▸ **What this task involves**:
What follows are records. Restate all of them word for word.

Start

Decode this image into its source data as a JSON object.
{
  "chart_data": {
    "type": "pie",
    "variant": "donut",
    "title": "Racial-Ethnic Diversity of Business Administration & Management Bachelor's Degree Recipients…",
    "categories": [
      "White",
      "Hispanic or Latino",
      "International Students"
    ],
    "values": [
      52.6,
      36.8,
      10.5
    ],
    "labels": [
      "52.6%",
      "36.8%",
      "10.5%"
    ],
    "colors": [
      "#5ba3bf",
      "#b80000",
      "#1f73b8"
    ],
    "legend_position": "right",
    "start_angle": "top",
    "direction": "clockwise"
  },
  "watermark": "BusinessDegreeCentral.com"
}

End

▸ **Answer to the exercise**:
Decode this image into its source data as a JSON object.
{
  "chart_data": {
    "type": "pie",
    "variant": "donut",
    "title": "Racial-Ethnic Diversity of Business Administration & Management Bachelor's Degree Recipients…",
    "categories": [
      "White",
      "Hispanic or Latino",
      "International Students"
    ],
    "values": [
      52.6,
      36.8,
      10.5
    ],
    "labels": [
      "52.6%",
      "36.8%",
      "10.5%"
    ],
    "colors": [
      "#5ba3bf",
      "#b80000",
      "#1f73b8"
    ],
    "legend_position": "right",
    "start_angle": "top",
    "direction": "clockwise"
  },
  "watermark": "BusinessDegreeCentral.com"
}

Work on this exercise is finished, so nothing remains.